[Records]
★ ★ ★ ★ ★

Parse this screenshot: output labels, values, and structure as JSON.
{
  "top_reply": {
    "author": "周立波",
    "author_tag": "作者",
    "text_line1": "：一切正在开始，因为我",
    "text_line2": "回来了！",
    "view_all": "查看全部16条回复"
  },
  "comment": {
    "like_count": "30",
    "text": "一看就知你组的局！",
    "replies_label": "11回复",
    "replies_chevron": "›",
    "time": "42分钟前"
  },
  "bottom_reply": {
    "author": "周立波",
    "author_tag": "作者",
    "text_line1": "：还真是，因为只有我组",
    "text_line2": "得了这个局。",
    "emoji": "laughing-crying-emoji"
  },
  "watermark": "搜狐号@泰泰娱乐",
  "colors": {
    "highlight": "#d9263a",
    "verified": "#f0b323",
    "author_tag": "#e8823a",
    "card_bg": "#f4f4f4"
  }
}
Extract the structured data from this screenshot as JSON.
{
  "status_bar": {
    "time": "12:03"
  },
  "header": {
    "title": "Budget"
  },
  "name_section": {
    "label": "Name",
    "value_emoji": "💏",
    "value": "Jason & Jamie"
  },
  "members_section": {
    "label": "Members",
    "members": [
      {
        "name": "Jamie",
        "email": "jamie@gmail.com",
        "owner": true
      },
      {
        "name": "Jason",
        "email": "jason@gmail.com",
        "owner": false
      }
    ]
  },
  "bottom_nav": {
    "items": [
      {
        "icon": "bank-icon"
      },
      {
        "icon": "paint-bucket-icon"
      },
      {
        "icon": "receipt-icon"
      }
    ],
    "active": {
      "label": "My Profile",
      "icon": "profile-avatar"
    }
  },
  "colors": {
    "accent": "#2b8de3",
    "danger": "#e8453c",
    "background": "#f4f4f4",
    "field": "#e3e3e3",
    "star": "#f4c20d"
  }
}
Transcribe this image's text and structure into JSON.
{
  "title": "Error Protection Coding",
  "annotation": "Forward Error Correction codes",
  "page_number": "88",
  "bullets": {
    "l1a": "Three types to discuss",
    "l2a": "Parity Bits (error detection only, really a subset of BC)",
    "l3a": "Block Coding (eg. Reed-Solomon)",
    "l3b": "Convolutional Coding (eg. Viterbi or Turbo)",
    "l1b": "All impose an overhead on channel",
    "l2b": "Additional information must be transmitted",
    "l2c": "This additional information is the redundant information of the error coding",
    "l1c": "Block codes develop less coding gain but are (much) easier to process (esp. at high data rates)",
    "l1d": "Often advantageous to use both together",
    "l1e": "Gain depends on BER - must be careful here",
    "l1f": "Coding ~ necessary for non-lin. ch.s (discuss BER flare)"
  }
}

★ ★ ★ ★ ★

[Exercise details] Write the material out exactly, with nothing left out.

[Output below]
Parse this screenshot: output labels, values, and structure as JSON.
{
  "top_reply": {
    "author": "周立波",
    "author_tag": "作者",
    "text_line1": "：一切正在开始，因为我",
    "text_line2": "回来了！",
    "view_all": "查看全部16条回复"
  },
  "comment": {
    "like_count": "30",
    "text": "一看就知你组的局！",
    "replies_label": "11回复",
    "replies_chevron": "›",
    "time": "42分钟前"
  },
  "bottom_reply": {
    "author": "周立波",
    "author_tag": "作者",
    "text_line1": "：还真是，因为只有我组",
    "text_line2": "得了这个局。",
    "emoji": "laughing-crying-emoji"
  },
  "watermark": "搜狐号@泰泰娱乐",
  "colors": {
    "highlight": "#d9263a",
    "verified": "#f0b323",
    "author_tag": "#e8823a",
    "card_bg": "#f4f4f4"
  }
}
Extract the structured data from this screenshot as JSON.
{
  "status_bar": {
    "time": "12:03"
  },
  "header": {
    "title": "Budget"
  },
  "name_section": {
    "label": "Name",
    "value_emoji": "💏",
    "value": "Jason & Jamie"
  },
  "members_section": {
    "label": "Members",
    "members": [
      {
        "name": "Jamie",
        "email": "jamie@gmail.com",
        "owner": true
      },
      {
        "name": "Jason",
        "email": "jason@gmail.com",
        "owner": false
      }
    ]
  },
  "bottom_nav": {
    "items": [
      {
        "icon": "bank-icon"
      },
      {
        "icon": "paint-bucket-icon"
      },
      {
        "icon": "receipt-icon"
      }
    ],
    "active": {
      "label": "My Profile",
      "icon": "profile-avatar"
    }
  },
  "colors": {
    "accent": "#2b8de3",
    "danger": "#e8453c",
    "background": "#f4f4f4",
    "field": "#e3e3e3",
    "star": "#f4c20d"
  }
}
Transcribe this image's text and structure into JSON.
{
  "title": "Error Protection Coding",
  "annotation": "Forward Error Correction codes",
  "page_number": "88",
  "bullets": {
    "l1a": "Three types to discuss",
    "l2a": "Parity Bits (error detection only, really a subset of BC)",
    "l3a": "Block Coding (eg. Reed-Solomon)",
    "l3b": "Convolutional Coding (eg. Viterbi or Turbo)",
    "l1b": "All impose an overhead on channel",
    "l2b": "Additional information must be transmitted",
    "l2c": "This additional information is the redundant information of the error coding",
    "l1c": "Block codes develop less coding gain but are (much) easier to process (esp. at high data rates)",
    "l1d": "Often advantageous to use both together",
    "l1e": "Gain depends on BER - must be careful here",
    "l1f": "Coding ~ necessary for non-lin. ch.s (discuss BER flare)"
  }
}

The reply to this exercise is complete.